◆ GIVEN RECORDS ◆
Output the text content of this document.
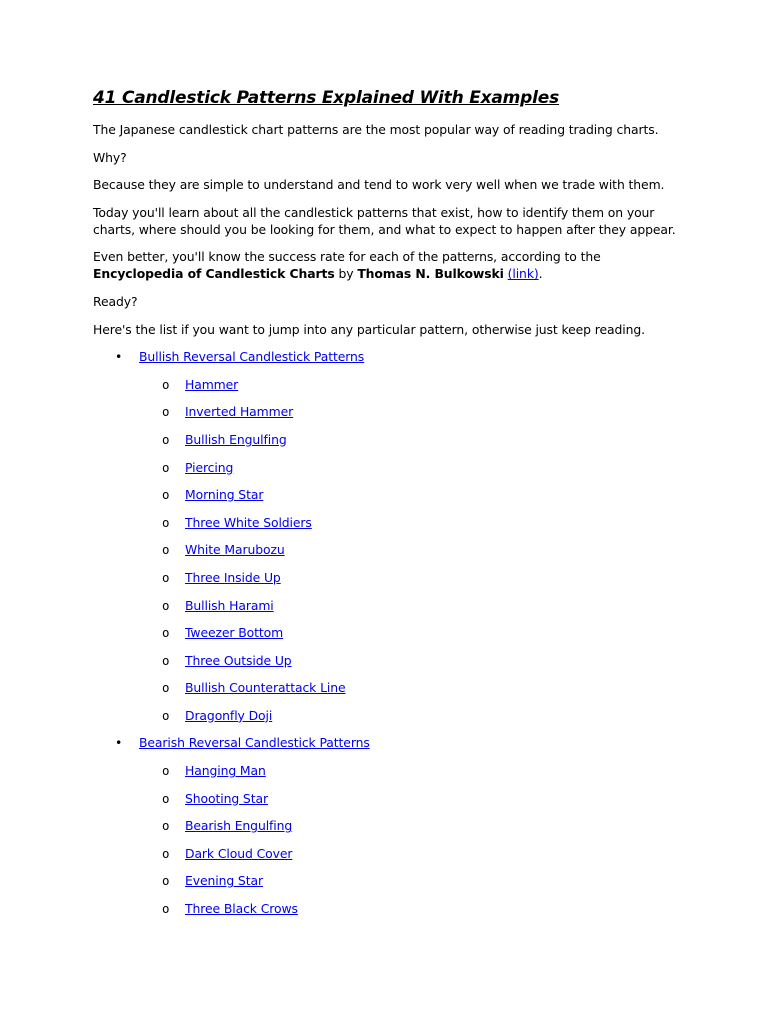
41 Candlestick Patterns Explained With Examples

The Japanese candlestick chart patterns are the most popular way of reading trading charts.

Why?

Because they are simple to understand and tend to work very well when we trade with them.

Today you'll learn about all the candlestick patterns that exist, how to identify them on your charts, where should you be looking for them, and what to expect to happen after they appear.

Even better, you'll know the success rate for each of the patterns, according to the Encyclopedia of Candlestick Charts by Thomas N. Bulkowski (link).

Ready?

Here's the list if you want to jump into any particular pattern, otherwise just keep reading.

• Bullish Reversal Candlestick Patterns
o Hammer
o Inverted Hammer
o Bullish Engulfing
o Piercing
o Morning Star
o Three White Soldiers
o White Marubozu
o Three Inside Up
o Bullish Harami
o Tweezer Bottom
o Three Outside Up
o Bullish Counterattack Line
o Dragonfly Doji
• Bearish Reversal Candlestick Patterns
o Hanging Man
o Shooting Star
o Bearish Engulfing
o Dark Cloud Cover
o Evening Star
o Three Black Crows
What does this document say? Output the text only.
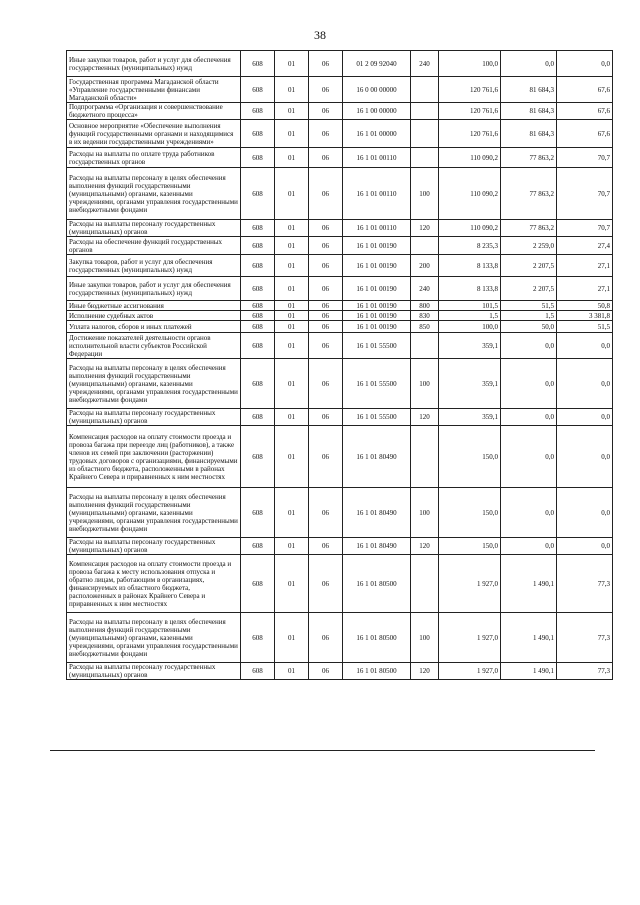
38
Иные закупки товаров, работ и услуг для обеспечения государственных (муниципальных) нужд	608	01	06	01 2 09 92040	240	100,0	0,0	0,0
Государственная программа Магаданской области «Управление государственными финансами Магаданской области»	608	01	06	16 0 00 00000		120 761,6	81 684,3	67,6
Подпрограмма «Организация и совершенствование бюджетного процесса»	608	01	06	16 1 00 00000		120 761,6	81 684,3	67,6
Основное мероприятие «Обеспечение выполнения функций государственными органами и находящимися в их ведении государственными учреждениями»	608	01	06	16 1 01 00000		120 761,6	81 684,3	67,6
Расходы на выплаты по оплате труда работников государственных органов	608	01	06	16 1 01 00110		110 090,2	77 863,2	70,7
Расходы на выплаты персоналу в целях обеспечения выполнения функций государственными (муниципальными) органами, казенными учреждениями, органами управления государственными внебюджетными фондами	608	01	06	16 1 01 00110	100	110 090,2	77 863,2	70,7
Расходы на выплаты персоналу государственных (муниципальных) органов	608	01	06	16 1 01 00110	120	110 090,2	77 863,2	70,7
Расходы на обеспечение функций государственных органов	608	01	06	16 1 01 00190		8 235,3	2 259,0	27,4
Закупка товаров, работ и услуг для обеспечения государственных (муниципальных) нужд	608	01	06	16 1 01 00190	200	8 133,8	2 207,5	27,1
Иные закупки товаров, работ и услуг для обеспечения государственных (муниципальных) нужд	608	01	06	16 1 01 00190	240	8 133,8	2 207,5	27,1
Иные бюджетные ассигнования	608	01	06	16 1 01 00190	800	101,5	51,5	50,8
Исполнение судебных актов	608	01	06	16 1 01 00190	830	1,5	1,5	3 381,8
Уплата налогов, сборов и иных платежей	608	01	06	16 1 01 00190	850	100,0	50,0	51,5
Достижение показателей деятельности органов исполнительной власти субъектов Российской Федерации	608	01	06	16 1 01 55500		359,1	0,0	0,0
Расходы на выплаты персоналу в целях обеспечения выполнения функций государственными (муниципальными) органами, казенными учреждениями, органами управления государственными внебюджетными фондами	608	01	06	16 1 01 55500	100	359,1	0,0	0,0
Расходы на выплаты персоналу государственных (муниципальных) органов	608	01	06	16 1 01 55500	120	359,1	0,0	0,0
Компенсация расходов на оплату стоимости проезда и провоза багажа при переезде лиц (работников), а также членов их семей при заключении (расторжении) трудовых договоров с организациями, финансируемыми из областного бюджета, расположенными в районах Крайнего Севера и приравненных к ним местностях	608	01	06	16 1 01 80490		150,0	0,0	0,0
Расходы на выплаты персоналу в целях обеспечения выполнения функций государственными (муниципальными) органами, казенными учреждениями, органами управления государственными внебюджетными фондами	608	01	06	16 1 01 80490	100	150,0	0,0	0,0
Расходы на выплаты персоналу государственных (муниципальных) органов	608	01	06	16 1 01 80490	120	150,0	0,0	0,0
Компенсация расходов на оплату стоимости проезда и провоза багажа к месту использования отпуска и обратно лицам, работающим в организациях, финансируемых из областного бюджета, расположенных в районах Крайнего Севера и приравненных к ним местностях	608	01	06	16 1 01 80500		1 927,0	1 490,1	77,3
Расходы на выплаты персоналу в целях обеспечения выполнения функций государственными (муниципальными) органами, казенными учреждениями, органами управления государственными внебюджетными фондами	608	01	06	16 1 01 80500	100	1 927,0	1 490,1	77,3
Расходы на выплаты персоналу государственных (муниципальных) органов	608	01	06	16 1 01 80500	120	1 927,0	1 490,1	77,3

◆ EXERCISE OBJECTIVE ◆
Copy out every line of the data that includes "they".

◆ TASK ANSWER ◆
Because they are simple to understand and tend to work very well when we trade with them.
Today you'll learn about all the candlestick patterns that exist, how to identify them on your charts, where should you be looking for them, and what to expect to happen after they appear.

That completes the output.